Gather all lines from the material that contain "wrap".

>>>

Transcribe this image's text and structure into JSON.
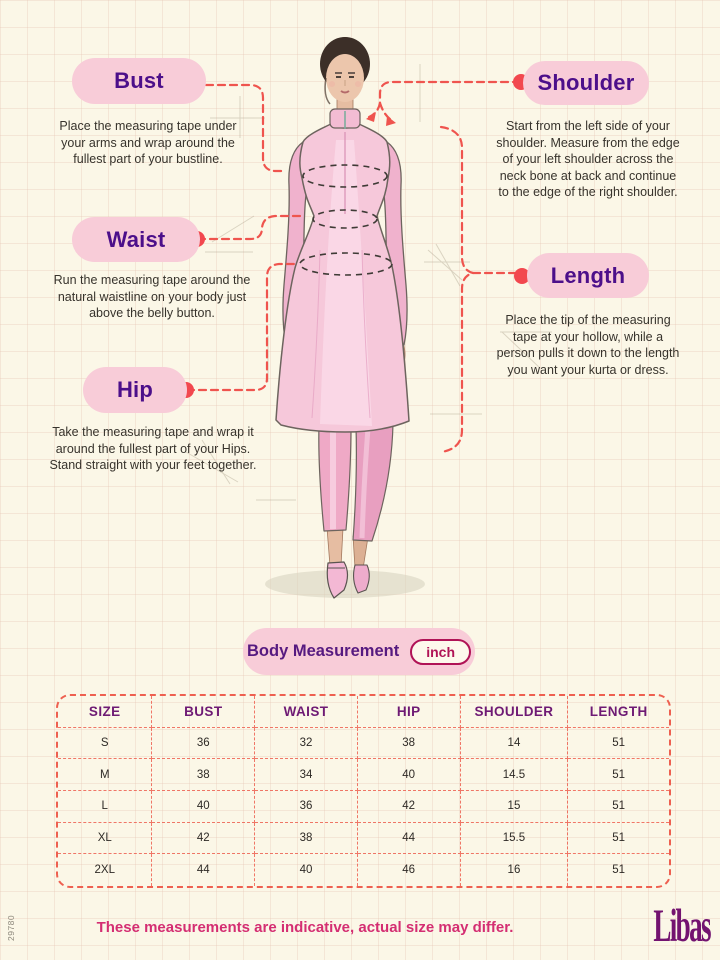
{
  "measurements": [
    {
      "id": "bust",
      "label": "Bust",
      "description": "Place the measuring tape under your arms and wrap around the fullest part of your bustline."
    },
    {
      "id": "waist",
      "label": "Waist",
      "description": "Run the measuring tape around the natural waistline on your body just above the belly button."
    },
    {
      "id": "hip",
      "label": "Hip",
      "description": "Take the measuring tape and wrap it around the fullest part of your Hips. Stand straight with your feet together."
    },
    {
      "id": "shoulder",
      "label": "Shoulder",
      "description": "Start from the left side of your shoulder. Measure from the edge of your left shoulder across the neck bone at back and continue to the edge of the right shoulder."
    },
    {
      "id": "length",
      "label": "Length",
      "description": "Place the tip of the measuring tape at your hollow, while a person pulls it down to the length you want your kurta or dress."
    }
  ],
  "table": {
    "title": "Body Measurement",
    "unit": "inch",
    "headers": [
      "SIZE",
      "BUST",
      "WAIST",
      "HIP",
      "SHOULDER",
      "LENGTH"
    ],
    "rows": [
      [
        "S",
        "36",
        "32",
        "38",
        "14",
        "51"
      ],
      [
        "M",
        "38",
        "34",
        "40",
        "14.5",
        "51"
      ],
      [
        "L",
        "40",
        "36",
        "42",
        "15",
        "51"
      ],
      [
        "XL",
        "42",
        "38",
        "44",
        "15.5",
        "51"
      ],
      [
        "2XL",
        "44",
        "40",
        "46",
        "16",
        "51"
      ]
    ]
  },
  "footer": {
    "disclaimer": "These measurements are indicative, actual size may differ.",
    "brand": "Libas"
  },
  "artwork_code": "29780",
  "colors": {
    "background": "#fbf7e7",
    "pill_pink": "#f8ccd8",
    "label_purple": "#4c0f8a",
    "connector_coral": "#ef544e",
    "table_header_purple": "#6e1a74",
    "unit_crimson": "#b01356",
    "disclaimer_pink": "#d42e72",
    "brand_purple": "#731370",
    "kurta_pink": "#f6c8da"
  }
}
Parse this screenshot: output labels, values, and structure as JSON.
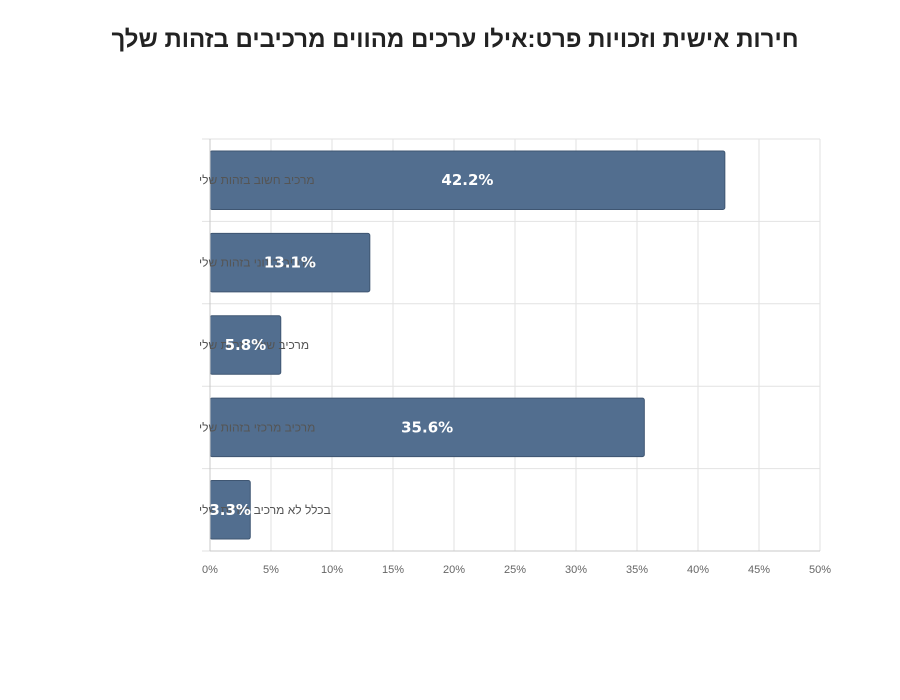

<<<

Reply to the task
      "description": "Place the measuring tape under your arms and wrap around the fullest part of your bustline."
      "description": "Take the measuring tape and wrap it around the fullest part of your Hips. Stand straight with your feet together."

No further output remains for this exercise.